Items from a data source:
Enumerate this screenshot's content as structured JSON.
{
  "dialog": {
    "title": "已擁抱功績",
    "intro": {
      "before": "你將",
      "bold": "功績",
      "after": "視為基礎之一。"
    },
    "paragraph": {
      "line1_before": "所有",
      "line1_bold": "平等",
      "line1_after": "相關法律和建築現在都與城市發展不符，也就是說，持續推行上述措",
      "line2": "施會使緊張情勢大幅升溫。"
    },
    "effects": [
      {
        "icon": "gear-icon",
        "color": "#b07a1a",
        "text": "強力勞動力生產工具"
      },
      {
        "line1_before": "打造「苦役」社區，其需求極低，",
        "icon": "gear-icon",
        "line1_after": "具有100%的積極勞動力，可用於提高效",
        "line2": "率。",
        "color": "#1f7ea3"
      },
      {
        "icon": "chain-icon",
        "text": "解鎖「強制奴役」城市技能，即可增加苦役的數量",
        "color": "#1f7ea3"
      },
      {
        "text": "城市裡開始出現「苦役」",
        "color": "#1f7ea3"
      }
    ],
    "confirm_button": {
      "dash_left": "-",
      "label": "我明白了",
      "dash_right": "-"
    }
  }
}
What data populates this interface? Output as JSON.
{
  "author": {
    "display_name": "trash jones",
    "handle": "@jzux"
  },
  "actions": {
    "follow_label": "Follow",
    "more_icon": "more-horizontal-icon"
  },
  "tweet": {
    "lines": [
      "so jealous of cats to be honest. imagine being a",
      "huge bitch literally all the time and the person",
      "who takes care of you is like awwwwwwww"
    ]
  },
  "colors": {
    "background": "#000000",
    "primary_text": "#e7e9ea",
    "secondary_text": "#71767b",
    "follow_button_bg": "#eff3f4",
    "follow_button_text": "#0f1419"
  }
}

# EXERCISE PROMPT
Reproduce the entire listing word for word.

# THE OUTPUT
Enumerate this screenshot's content as structured JSON.
{
  "dialog": {
    "title": "已擁抱功績",
    "intro": {
      "before": "你將",
      "bold": "功績",
      "after": "視為基礎之一。"
    },
    "paragraph": {
      "line1_before": "所有",
      "line1_bold": "平等",
      "line1_after": "相關法律和建築現在都與城市發展不符，也就是說，持續推行上述措",
      "line2": "施會使緊張情勢大幅升溫。"
    },
    "effects": [
      {
        "icon": "gear-icon",
        "color": "#b07a1a",
        "text": "強力勞動力生產工具"
      },
      {
        "line1_before": "打造「苦役」社區，其需求極低，",
        "icon": "gear-icon",
        "line1_after": "具有100%的積極勞動力，可用於提高效",
        "line2": "率。",
        "color": "#1f7ea3"
      },
      {
        "icon": "chain-icon",
        "text": "解鎖「強制奴役」城市技能，即可增加苦役的數量",
        "color": "#1f7ea3"
      },
      {
        "text": "城市裡開始出現「苦役」",
        "color": "#1f7ea3"
      }
    ],
    "confirm_button": {
      "dash_left": "-",
      "label": "我明白了",
      "dash_right": "-"
    }
  }
}
What data populates this interface? Output as JSON.
{
  "author": {
    "display_name": "trash jones",
    "handle": "@jzux"
  },
  "actions": {
    "follow_label": "Follow",
    "more_icon": "more-horizontal-icon"
  },
  "tweet": {
    "lines": [
      "so jealous of cats to be honest. imagine being a",
      "huge bitch literally all the time and the person",
      "who takes care of you is like awwwwwwww"
    ]
  },
  "colors": {
    "background": "#000000",
    "primary_text": "#e7e9ea",
    "secondary_text": "#71767b",
    "follow_button_bg": "#eff3f4",
    "follow_button_text": "#0f1419"
  }
}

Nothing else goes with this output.